But with three openings thus far in Milan (2004), Bali (2006) and London (2012), and another trio slated to receive guests this year (see box), the executive vice-president of Bulgari Hotels & Resorts is in no hurry to complete the mission with which he was tasked in 2000. What started as a pet project while he was still the creative director of the jewellery company soon became a full-time responsibility. These days, Ursini jets across the world weekly to scout out locations and check on existing projects.

“We reject cities that do not sustain the high rate,” he declares over tea on a languid afternoon at Bulgari Resort & Mansions, Bali, fresh off a plane from Dubai. A wedding is taking place on a glass-paved platform fashioned to appear to float over an infinity pool, while well-heeled honeymooners sip margaritas at the bar, listening to waves crashing onto the private beach some 150m below this cliff -side, all-villa hotel.

**Data listing:**
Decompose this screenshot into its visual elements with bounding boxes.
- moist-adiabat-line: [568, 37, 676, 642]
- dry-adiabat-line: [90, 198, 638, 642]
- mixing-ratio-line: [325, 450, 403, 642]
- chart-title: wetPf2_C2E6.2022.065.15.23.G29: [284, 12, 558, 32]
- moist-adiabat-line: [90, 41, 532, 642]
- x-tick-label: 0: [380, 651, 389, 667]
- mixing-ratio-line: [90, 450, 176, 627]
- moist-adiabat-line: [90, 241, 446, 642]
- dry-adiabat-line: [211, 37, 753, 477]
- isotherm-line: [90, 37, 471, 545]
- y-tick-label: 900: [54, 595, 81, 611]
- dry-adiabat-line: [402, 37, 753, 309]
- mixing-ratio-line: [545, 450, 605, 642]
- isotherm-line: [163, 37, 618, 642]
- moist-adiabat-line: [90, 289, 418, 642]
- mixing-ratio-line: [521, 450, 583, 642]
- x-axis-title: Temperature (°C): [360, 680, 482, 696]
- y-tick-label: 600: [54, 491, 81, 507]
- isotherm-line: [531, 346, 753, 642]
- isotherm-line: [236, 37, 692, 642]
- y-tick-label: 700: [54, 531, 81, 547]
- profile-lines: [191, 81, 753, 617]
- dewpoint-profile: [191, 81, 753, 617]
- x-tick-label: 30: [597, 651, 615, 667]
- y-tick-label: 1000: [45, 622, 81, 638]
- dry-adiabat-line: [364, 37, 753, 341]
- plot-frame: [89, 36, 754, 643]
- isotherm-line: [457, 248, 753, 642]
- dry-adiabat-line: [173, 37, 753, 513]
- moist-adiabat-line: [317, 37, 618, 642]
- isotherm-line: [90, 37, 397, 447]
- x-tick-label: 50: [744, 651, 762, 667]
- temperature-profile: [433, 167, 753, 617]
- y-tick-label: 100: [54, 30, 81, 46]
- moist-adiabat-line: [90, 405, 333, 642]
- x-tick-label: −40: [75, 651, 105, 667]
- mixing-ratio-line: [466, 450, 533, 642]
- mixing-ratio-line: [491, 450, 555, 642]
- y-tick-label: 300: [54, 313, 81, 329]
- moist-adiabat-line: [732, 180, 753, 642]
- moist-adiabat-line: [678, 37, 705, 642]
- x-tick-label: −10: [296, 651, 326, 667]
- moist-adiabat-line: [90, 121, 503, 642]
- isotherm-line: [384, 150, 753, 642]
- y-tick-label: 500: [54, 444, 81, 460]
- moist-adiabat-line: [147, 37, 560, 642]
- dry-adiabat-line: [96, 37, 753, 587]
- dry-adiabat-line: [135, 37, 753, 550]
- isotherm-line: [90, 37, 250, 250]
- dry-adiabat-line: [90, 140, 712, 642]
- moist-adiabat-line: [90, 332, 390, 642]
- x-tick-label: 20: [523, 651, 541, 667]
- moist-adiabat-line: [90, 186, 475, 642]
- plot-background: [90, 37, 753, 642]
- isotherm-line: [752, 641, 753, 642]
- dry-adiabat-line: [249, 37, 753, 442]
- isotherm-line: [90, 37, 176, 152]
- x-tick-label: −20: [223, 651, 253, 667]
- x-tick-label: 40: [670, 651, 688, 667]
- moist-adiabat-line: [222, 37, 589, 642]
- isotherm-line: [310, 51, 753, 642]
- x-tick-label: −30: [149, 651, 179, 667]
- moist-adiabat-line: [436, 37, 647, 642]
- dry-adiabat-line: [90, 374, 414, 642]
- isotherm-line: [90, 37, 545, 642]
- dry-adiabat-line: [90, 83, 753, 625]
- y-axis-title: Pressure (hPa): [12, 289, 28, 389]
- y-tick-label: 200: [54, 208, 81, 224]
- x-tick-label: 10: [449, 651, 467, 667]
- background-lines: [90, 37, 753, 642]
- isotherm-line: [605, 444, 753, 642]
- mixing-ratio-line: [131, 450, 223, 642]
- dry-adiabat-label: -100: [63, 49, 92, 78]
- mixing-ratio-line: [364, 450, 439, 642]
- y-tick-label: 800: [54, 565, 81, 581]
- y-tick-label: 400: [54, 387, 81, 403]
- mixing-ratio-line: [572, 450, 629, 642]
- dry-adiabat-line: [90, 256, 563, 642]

**Action item:** Continue the article on Bulgari Hotels & Resorts from its last sentence.

**Response to this exercise:**
He continues: “In other cases, the physical location is not right. In our business, a difference of 100m can mean a good or bad address. The views, the energy, the exposure to sunlight, the arrival, they have to be perfect. Sometimes, even though it is a neighbourhood we want to be in, the building just does not work. So, it is a real coincidence that we are opening three hotels this year. Each property usually takes six to seven years from start to finish.

This is the kind of pace: one or two per year.”

His goal is not to amass a sprawling hotel empire, but to ensure that each of his carefully considered properties communicates the same lifestyle message as Bulgari does, as a high-end jeweller with a proud 135-year Roman heritage.

“We are jewellers because we make beautiful jewellery,”.